* _EXERCISE INPUT_
· · ·

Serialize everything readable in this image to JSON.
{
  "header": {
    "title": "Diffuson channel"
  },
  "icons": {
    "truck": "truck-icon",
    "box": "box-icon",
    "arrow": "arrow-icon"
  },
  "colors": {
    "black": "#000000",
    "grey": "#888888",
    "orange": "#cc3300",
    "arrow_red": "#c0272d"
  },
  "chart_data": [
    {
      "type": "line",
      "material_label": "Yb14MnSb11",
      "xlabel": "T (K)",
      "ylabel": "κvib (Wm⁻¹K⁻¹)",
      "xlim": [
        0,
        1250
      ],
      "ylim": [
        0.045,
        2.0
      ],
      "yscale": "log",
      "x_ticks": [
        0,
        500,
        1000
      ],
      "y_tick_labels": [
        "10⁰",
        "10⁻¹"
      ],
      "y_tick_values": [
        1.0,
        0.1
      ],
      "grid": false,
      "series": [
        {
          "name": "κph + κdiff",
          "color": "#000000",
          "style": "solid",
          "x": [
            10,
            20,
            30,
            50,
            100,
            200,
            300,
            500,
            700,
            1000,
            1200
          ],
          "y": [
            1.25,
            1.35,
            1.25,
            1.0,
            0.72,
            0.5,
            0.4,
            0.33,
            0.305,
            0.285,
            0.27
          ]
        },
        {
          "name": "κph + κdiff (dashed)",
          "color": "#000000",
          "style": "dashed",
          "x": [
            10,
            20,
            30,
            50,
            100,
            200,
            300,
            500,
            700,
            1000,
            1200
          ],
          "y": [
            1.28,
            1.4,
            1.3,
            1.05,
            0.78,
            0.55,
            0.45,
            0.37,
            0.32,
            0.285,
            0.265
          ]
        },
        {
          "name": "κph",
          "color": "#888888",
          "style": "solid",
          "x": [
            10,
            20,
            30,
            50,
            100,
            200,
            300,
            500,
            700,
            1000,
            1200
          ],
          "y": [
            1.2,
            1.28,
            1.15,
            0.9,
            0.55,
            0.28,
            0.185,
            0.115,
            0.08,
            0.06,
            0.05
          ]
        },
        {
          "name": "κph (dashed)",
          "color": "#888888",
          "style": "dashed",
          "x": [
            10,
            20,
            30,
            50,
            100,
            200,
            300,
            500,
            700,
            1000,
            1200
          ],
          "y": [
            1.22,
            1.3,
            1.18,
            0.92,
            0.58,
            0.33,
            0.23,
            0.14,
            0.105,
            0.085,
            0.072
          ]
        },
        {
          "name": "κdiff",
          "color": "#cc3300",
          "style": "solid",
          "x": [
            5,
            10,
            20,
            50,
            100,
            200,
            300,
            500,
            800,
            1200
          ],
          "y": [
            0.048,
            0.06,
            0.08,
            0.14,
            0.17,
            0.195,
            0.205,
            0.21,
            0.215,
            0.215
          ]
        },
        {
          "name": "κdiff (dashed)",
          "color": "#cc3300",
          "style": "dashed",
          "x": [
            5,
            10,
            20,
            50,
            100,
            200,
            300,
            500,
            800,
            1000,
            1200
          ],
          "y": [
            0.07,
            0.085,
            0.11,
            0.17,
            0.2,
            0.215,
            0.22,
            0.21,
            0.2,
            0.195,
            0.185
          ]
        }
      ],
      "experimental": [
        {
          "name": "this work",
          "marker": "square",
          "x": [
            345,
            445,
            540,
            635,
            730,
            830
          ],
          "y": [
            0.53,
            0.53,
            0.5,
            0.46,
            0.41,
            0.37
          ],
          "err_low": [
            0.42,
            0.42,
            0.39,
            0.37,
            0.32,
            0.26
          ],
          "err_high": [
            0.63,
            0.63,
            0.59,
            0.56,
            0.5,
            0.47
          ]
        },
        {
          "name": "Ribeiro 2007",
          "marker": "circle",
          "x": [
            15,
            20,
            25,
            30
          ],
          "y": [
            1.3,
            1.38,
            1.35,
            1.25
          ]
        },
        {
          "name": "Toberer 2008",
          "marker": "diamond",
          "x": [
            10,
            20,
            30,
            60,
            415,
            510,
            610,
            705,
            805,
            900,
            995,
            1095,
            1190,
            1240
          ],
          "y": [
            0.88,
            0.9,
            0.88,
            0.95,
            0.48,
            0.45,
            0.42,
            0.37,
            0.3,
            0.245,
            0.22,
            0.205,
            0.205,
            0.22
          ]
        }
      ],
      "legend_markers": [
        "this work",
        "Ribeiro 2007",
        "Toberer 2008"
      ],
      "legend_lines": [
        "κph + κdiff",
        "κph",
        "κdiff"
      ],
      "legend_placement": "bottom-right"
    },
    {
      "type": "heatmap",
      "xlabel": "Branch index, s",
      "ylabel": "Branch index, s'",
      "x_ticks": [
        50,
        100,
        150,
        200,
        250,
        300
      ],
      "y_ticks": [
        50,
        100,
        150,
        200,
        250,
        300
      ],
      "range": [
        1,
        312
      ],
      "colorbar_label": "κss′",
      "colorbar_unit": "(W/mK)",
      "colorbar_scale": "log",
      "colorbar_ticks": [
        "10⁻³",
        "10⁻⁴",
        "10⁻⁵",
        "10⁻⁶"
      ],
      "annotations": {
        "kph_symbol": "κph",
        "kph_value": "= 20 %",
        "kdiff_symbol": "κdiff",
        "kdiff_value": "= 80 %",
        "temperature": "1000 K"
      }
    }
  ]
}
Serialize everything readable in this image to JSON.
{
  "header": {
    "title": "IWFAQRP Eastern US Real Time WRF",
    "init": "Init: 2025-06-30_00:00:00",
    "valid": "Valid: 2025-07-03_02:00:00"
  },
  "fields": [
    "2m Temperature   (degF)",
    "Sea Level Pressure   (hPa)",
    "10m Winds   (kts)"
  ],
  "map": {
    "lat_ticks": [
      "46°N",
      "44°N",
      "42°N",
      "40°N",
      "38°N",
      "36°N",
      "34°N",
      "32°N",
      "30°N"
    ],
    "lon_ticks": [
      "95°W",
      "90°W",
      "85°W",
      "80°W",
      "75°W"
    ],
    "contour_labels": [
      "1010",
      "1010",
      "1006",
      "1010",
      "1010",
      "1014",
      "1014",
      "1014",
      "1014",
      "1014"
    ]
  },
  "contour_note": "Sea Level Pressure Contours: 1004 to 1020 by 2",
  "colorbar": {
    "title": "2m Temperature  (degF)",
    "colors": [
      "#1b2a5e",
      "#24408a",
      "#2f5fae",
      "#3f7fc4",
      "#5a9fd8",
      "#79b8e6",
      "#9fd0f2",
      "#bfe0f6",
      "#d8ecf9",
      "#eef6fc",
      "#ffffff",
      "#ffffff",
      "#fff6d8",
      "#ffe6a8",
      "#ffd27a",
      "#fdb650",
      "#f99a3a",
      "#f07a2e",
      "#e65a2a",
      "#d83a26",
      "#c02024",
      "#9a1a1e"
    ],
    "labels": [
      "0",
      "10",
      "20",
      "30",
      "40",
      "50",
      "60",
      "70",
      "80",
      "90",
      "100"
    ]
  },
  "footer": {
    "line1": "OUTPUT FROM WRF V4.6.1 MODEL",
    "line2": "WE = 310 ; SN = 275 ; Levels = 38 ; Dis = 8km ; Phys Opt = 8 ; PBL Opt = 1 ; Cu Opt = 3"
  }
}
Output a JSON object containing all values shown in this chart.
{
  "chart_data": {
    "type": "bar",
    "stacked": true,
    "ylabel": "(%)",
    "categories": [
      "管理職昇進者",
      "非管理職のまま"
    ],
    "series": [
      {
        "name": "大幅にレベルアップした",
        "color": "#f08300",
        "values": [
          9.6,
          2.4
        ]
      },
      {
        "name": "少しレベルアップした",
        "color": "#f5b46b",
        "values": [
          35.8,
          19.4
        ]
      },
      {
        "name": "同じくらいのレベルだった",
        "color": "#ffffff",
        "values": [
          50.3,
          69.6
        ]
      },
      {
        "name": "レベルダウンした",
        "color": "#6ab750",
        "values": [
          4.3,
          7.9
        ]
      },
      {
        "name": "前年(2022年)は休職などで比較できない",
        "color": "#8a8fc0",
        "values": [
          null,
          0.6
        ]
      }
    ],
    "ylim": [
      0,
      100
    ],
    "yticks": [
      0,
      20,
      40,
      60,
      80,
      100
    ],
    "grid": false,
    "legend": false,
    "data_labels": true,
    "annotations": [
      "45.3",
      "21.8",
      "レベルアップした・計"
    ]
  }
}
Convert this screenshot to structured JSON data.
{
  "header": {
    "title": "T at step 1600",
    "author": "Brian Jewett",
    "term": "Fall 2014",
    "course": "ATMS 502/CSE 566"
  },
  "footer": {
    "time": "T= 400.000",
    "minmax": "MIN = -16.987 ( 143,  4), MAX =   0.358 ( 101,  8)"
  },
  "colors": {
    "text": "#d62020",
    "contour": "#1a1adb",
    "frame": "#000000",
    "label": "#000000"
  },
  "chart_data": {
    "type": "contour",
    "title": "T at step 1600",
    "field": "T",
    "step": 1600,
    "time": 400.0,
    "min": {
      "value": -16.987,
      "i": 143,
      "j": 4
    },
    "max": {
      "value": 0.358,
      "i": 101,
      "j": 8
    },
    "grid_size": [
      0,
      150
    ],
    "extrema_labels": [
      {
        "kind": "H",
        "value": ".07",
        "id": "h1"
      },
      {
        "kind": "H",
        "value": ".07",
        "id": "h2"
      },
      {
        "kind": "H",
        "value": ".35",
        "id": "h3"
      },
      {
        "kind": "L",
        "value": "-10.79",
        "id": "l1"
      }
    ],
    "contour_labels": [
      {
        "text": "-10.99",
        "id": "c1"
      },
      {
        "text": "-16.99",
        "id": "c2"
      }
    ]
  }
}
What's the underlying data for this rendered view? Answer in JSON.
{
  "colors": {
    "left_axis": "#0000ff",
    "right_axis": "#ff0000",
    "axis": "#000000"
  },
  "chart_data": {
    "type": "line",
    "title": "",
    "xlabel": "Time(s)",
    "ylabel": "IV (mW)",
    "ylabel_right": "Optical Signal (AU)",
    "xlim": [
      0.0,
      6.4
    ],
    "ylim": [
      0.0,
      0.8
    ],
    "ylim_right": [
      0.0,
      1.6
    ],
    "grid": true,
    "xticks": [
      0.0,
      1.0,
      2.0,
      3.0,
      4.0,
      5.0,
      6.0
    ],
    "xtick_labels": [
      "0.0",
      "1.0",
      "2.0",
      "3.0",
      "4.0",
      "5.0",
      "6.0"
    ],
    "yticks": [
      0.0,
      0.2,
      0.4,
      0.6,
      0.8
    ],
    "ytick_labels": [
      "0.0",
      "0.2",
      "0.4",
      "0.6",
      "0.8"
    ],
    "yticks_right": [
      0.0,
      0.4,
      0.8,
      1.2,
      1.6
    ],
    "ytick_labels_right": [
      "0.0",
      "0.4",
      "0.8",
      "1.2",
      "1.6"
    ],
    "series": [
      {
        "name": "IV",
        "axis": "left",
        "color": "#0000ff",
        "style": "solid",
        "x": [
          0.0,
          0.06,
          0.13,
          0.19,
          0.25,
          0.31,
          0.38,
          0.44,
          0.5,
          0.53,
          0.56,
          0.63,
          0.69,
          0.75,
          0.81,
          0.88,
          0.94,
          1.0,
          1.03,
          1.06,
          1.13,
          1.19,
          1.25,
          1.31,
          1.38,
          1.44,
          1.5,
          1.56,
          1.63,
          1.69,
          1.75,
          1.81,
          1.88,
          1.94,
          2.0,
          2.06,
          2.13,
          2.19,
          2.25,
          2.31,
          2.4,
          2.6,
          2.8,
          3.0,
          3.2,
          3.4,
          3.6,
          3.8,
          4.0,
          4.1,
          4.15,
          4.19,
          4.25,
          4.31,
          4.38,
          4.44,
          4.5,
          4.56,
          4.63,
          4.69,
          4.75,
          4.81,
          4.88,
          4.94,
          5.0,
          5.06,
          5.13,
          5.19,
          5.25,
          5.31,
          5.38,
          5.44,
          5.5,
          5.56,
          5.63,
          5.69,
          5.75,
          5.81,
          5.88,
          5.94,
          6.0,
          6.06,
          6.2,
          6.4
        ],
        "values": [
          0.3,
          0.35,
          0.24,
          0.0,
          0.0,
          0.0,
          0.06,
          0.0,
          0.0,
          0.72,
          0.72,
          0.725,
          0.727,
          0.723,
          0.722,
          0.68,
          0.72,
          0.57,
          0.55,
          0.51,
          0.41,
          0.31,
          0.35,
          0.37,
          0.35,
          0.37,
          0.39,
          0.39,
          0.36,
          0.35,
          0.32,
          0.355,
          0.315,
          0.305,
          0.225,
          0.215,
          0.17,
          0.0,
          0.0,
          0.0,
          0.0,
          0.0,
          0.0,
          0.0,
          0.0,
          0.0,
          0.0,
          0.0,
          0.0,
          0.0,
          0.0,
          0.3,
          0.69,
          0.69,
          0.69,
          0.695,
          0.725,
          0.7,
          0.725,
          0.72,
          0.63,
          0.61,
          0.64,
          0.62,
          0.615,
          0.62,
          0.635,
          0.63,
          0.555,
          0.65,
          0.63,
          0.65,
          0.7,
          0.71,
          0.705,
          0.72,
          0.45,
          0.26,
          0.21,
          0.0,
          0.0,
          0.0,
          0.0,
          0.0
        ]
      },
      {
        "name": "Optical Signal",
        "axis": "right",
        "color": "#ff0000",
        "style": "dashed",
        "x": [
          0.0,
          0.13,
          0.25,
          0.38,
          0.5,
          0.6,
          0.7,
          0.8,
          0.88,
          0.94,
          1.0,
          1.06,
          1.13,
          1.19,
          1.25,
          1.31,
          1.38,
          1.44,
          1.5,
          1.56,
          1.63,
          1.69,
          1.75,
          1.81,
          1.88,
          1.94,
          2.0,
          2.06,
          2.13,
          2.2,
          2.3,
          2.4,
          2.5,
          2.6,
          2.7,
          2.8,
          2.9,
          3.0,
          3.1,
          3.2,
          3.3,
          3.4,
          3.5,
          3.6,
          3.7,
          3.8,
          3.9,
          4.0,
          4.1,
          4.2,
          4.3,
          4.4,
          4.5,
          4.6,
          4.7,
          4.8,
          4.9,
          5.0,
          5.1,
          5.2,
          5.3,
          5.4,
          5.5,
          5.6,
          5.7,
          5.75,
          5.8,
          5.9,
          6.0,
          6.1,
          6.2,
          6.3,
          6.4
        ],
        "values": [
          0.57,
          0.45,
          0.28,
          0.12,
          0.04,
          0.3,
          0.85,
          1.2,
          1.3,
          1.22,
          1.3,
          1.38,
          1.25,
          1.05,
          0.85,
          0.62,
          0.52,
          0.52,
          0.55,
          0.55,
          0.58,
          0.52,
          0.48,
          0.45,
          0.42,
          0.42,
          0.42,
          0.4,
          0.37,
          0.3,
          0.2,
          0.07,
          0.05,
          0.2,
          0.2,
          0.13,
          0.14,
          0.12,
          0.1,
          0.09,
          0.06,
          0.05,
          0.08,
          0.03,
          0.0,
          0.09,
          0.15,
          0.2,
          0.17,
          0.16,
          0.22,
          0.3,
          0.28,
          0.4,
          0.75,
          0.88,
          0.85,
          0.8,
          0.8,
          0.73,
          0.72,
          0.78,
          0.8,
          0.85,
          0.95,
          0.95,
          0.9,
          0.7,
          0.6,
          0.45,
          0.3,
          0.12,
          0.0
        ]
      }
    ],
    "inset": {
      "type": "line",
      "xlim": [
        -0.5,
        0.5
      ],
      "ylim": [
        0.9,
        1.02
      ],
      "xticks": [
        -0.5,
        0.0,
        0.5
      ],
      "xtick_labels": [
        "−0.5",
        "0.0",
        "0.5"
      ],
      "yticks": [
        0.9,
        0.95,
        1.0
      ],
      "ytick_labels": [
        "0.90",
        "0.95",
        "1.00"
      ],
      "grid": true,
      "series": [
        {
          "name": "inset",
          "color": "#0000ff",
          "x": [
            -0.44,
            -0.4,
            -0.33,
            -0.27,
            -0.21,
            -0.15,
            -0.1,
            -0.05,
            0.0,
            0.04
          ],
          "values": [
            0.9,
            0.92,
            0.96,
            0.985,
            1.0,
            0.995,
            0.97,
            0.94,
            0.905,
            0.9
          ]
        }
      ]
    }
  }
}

· · ·

* _DIRECTION_
Identify the lines in the entries that hold "κdiff" and return each one.

* _EXERCISE SOLUTION_
          "name": "κph + κdiff",
          "name": "κph + κdiff (dashed)",
          "name": "κdiff",
          "name": "κdiff (dashed)",
        "κph + κdiff",
        "κdiff"
        "kdiff_symbol": "κdiff",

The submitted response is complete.